**Entries supplied**

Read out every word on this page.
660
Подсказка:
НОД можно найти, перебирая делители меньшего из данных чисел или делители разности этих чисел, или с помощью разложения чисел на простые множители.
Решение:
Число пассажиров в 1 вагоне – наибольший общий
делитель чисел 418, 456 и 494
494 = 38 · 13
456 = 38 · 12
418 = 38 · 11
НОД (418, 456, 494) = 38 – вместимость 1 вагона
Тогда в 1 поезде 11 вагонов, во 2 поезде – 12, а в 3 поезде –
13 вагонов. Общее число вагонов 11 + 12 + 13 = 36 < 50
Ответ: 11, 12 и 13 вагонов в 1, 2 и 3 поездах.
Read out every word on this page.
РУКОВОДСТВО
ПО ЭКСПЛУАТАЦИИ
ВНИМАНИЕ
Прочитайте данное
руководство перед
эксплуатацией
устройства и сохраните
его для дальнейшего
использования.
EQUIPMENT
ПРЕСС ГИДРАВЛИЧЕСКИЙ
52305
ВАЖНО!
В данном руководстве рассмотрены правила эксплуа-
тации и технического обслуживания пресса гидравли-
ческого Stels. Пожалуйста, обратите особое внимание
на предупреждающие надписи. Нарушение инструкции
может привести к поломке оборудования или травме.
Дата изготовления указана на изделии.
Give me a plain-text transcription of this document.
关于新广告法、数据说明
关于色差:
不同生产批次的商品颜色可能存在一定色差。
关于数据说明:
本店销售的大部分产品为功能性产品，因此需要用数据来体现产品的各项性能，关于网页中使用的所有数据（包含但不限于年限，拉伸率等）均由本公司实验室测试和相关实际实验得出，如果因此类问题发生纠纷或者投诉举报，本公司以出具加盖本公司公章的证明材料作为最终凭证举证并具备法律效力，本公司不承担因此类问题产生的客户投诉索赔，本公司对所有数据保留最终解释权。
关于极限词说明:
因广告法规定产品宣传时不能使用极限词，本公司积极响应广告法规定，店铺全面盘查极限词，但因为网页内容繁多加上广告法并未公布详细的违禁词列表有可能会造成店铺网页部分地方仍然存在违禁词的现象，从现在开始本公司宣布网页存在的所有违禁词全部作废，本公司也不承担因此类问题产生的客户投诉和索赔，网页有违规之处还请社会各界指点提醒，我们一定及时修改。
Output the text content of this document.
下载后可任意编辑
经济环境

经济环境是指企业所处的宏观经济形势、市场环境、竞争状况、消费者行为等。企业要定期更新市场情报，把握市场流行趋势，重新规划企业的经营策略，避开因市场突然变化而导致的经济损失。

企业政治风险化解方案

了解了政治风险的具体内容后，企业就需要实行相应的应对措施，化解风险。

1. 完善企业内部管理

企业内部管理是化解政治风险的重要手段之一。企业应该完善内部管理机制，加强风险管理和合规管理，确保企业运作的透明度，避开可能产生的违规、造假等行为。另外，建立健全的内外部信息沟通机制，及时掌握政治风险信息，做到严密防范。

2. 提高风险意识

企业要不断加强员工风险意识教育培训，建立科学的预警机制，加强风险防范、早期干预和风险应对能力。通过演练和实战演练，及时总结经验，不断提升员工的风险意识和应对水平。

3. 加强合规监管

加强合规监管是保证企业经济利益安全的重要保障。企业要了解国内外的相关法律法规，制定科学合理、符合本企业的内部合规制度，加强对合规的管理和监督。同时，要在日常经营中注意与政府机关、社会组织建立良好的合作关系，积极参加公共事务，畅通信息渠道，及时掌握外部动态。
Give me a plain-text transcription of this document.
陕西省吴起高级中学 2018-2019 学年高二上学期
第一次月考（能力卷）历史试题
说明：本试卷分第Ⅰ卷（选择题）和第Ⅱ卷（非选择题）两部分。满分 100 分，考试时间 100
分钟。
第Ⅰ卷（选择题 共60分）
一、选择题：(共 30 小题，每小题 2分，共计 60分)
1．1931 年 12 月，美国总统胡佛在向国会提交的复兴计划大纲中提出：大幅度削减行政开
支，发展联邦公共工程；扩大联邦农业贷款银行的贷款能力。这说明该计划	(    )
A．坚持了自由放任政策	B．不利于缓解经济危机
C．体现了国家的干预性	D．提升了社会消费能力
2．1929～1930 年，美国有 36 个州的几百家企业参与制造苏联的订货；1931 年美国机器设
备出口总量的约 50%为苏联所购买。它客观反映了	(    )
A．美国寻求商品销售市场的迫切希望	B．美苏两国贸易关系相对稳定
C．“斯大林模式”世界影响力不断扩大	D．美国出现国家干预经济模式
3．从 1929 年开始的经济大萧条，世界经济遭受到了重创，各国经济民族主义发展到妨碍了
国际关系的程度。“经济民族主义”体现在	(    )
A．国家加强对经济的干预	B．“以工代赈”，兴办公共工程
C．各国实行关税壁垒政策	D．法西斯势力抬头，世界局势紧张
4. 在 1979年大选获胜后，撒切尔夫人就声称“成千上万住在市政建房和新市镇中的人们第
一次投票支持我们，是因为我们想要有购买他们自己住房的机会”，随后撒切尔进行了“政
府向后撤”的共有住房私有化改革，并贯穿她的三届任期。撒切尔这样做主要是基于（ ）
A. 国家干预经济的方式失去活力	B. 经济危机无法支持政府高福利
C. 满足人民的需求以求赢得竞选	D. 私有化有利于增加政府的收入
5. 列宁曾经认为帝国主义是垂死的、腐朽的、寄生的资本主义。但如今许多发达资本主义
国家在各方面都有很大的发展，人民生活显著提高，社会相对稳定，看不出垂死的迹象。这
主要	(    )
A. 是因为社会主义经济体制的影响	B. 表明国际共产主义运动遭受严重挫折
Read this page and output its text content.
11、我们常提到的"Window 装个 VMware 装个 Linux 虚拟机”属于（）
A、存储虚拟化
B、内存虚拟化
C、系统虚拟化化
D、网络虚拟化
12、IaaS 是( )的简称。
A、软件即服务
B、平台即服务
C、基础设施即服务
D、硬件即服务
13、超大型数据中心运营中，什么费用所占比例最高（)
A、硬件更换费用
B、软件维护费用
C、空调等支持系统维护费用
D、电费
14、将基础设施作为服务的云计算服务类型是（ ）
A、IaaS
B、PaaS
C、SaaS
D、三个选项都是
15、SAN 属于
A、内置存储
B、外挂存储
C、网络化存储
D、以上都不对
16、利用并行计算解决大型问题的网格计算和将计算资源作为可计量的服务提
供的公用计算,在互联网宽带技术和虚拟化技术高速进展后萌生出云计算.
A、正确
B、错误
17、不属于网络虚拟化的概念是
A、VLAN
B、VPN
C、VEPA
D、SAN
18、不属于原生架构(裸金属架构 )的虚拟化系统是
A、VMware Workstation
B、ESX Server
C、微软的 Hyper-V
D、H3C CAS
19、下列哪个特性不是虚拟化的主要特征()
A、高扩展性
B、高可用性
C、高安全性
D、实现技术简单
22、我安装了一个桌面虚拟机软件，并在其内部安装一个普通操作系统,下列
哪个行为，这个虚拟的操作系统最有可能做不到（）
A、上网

**Objective**
From the listing, tally every line with the word "чисел" in it and give only the tally.

**Final result**
2